Layout annotation records

■ ■ ■

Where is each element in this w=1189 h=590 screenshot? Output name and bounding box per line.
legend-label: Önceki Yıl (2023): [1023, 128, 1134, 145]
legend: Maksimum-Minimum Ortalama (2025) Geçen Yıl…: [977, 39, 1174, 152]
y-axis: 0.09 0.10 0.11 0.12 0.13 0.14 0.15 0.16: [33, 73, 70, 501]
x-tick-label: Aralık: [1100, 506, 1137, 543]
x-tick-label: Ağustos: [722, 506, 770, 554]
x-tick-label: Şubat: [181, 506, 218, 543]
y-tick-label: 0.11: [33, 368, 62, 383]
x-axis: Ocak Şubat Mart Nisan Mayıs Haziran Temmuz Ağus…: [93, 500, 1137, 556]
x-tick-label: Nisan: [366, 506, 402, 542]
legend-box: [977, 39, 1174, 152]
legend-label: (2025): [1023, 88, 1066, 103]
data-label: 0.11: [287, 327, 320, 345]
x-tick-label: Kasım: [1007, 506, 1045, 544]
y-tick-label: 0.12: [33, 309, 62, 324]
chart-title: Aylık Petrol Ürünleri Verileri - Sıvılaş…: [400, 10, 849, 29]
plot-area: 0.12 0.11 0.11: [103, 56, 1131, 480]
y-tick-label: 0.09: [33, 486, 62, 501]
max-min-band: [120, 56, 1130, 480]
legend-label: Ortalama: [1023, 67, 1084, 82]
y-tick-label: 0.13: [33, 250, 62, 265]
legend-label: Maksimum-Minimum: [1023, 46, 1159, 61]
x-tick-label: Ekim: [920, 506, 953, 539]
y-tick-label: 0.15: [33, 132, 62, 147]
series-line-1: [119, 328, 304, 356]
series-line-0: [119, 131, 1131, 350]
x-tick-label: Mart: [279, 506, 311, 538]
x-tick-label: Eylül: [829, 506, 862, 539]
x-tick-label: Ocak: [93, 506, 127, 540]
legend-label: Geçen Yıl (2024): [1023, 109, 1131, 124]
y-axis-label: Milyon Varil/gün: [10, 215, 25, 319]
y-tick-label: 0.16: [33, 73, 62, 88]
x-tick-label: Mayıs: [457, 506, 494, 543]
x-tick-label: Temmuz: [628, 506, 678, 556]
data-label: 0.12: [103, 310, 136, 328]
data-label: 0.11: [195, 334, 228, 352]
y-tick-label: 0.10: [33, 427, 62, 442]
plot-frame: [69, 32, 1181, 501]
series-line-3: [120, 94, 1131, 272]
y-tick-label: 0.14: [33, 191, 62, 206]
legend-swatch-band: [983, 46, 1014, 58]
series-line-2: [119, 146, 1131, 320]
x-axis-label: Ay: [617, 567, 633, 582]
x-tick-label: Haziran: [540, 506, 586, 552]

■ ■ ■

**Written instruction**
Update the stretch from the start of the records through the line containing "plot-area: 0.12 0.11" by changing every "x-tick-label" to "x-axis-tick", and write out those lines again with nothing else altered.

**Output for this task**
Where is each element in this w=1189 h=590 screenshot? Output name and bounding box per line.
legend-label: Önceki Yıl (2023): [1023, 128, 1134, 145]
legend: Maksimum-Minimum Ortalama (2025) Geçen Yıl…: [977, 39, 1174, 152]
y-axis: 0.09 0.10 0.11 0.12 0.13 0.14 0.15 0.16: [33, 73, 70, 501]
x-axis-tick: Aralık: [1100, 506, 1137, 543]
x-axis-tick: Ağustos: [722, 506, 770, 554]
x-axis-tick: Şubat: [181, 506, 218, 543]
y-tick-label: 0.11: [33, 368, 62, 383]
x-axis: Ocak Şubat Mart Nisan Mayıs Haziran Temmuz Ağus…: [93, 500, 1137, 556]
x-axis-tick: Nisan: [366, 506, 402, 542]
legend-box: [977, 39, 1174, 152]
legend-label: (2025): [1023, 88, 1066, 103]
data-label: 0.11: [287, 327, 320, 345]
x-axis-tick: Kasım: [1007, 506, 1045, 544]
y-tick-label: 0.12: [33, 309, 62, 324]
chart-title: Aylık Petrol Ürünleri Verileri - Sıvılaş…: [400, 10, 849, 29]
plot-area: 0.12 0.11 0.11: [103, 56, 1131, 480]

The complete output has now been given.